Prompt:
Output every entry exactly, from the first line to the last.

Exercise data:
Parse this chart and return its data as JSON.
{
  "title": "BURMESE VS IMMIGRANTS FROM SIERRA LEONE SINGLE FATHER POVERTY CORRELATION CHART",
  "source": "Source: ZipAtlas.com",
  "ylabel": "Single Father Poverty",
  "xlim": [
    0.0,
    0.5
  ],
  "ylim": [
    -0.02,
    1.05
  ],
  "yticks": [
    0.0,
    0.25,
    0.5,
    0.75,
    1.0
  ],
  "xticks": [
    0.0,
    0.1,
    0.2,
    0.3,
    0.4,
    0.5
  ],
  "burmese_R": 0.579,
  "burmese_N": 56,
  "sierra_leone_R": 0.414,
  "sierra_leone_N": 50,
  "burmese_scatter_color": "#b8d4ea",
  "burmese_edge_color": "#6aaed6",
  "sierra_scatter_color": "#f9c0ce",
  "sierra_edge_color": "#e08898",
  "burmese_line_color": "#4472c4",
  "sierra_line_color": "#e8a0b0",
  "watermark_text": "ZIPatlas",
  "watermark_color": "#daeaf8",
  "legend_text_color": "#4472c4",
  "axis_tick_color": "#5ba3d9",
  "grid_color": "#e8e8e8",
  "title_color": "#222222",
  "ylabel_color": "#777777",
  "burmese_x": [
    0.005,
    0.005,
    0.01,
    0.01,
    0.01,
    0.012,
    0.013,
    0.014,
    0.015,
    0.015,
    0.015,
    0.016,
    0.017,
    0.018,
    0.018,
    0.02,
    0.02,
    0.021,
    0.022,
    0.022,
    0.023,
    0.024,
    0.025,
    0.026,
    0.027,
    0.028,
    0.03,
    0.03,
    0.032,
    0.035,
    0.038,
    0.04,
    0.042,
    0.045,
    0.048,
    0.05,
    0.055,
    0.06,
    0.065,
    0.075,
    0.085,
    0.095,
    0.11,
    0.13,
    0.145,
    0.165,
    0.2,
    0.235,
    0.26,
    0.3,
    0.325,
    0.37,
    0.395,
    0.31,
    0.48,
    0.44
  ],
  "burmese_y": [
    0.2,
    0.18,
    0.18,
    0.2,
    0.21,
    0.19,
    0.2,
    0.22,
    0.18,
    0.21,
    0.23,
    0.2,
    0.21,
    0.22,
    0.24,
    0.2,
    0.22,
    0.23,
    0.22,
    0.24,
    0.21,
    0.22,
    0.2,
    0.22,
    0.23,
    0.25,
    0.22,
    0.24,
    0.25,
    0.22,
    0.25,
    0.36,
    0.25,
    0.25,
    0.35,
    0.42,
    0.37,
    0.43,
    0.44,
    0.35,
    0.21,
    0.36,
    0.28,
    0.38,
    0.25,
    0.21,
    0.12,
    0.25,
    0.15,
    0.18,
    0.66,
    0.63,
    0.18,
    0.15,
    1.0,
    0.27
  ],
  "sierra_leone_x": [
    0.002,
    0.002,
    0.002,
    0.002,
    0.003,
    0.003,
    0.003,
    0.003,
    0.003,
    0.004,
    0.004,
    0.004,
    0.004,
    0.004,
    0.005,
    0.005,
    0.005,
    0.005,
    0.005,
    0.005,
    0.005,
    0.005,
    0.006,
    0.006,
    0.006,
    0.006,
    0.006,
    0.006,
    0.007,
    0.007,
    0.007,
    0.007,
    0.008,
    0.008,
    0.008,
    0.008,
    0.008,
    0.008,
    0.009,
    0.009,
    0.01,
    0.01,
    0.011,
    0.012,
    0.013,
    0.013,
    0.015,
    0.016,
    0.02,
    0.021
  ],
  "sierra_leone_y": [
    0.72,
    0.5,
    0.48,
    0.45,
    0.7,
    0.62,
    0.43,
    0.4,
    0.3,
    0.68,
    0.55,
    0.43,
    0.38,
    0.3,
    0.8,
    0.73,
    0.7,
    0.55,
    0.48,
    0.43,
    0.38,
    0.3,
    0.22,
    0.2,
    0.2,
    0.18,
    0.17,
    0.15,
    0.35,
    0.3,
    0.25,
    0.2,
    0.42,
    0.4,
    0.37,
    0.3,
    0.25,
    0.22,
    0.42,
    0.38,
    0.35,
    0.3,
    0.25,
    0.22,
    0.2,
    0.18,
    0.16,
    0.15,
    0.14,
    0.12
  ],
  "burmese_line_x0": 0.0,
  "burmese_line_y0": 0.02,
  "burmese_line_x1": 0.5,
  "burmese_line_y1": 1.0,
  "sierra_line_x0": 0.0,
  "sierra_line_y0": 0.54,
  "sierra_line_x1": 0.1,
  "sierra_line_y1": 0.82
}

The answer:
Parse this chart and return its data as JSON.
{
  "title": "BURMESE VS IMMIGRANTS FROM SIERRA LEONE SINGLE FATHER POVERTY CORRELATION CHART",
  "source": "Source: ZipAtlas.com",
  "ylabel": "Single Father Poverty",
  "xlim": [
    0.0,
    0.5
  ],
  "ylim": [
    -0.02,
    1.05
  ],
  "yticks": [
    0.0,
    0.25,
    0.5,
    0.75,
    1.0
  ],
  "xticks": [
    0.0,
    0.1,
    0.2,
    0.3,
    0.4,
    0.5
  ],
  "burmese_R": 0.579,
  "burmese_N": 56,
  "sierra_leone_R": 0.414,
  "sierra_leone_N": 50,
  "burmese_scatter_color": "#b8d4ea",
  "burmese_edge_color": "#6aaed6",
  "sierra_scatter_color": "#f9c0ce",
  "sierra_edge_color": "#e08898",
  "burmese_line_color": "#4472c4",
  "sierra_line_color": "#e8a0b0",
  "watermark_text": "ZIPatlas",
  "watermark_color": "#daeaf8",
  "legend_text_color": "#4472c4",
  "axis_tick_color": "#5ba3d9",
  "grid_color": "#e8e8e8",
  "title_color": "#222222",
  "ylabel_color": "#777777",
  "burmese_x": [
    0.005,
    0.005,
    0.01,
    0.01,
    0.01,
    0.012,
    0.013,
    0.014,
    0.015,
    0.015,
    0.015,
    0.016,
    0.017,
    0.018,
    0.018,
    0.02,
    0.02,
    0.021,
    0.022,
    0.022,
    0.023,
    0.024,
    0.025,
    0.026,
    0.027,
    0.028,
    0.03,
    0.03,
    0.032,
    0.035,
    0.038,
    0.04,
    0.042,
    0.045,
    0.048,
    0.05,
    0.055,
    0.06,
    0.065,
    0.075,
    0.085,
    0.095,
    0.11,
    0.13,
    0.145,
    0.165,
    0.2,
    0.235,
    0.26,
    0.3,
    0.325,
    0.37,
    0.395,
    0.31,
    0.48,
    0.44
  ],
  "burmese_y": [
    0.2,
    0.18,
    0.18,
    0.2,
    0.21,
    0.19,
    0.2,
    0.22,
    0.18,
    0.21,
    0.23,
    0.2,
    0.21,
    0.22,
    0.24,
    0.2,
    0.22,
    0.23,
    0.22,
    0.24,
    0.21,
    0.22,
    0.2,
    0.22,
    0.23,
    0.25,
    0.22,
    0.24,
    0.25,
    0.22,
    0.25,
    0.36,
    0.25,
    0.25,
    0.35,
    0.42,
    0.37,
    0.43,
    0.44,
    0.35,
    0.21,
    0.36,
    0.28,
    0.38,
    0.25,
    0.21,
    0.12,
    0.25,
    0.15,
    0.18,
    0.66,
    0.63,
    0.18,
    0.15,
    1.0,
    0.27
  ],
  "sierra_leone_x": [
    0.002,
    0.002,
    0.002,
    0.002,
    0.003,
    0.003,
    0.003,
    0.003,
    0.003,
    0.004,
    0.004,
    0.004,
    0.004,
    0.004,
    0.005,
    0.005,
    0.005,
    0.005,
    0.005,
    0.005,
    0.005,
    0.005,
    0.006,
    0.006,
    0.006,
    0.006,
    0.006,
    0.006,
    0.007,
    0.007,
    0.007,
    0.007,
    0.008,
    0.008,
    0.008,
    0.008,
    0.008,
    0.008,
    0.009,
    0.009,
    0.01,
    0.01,
    0.011,
    0.012,
    0.013,
    0.013,
    0.015,
    0.016,
    0.02,
    0.021
  ],
  "sierra_leone_y": [
    0.72,
    0.5,
    0.48,
    0.45,
    0.7,
    0.62,
    0.43,
    0.4,
    0.3,
    0.68,
    0.55,
    0.43,
    0.38,
    0.3,
    0.8,
    0.73,
    0.7,
    0.55,
    0.48,
    0.43,
    0.38,
    0.3,
    0.22,
    0.2,
    0.2,
    0.18,
    0.17,
    0.15,
    0.35,
    0.3,
    0.25,
    0.2,
    0.42,
    0.4,
    0.37,
    0.3,
    0.25,
    0.22,
    0.42,
    0.38,
    0.35,
    0.3,
    0.25,
    0.22,
    0.2,
    0.18,
    0.16,
    0.15,
    0.14,
    0.12
  ],
  "burmese_line_x0": 0.0,
  "burmese_line_y0": 0.02,
  "burmese_line_x1": 0.5,
  "burmese_line_y1": 1.0,
  "sierra_line_x0": 0.0,
  "sierra_line_y0": 0.54,
  "sierra_line_x1": 0.1,
  "sierra_line_y1": 0.82
}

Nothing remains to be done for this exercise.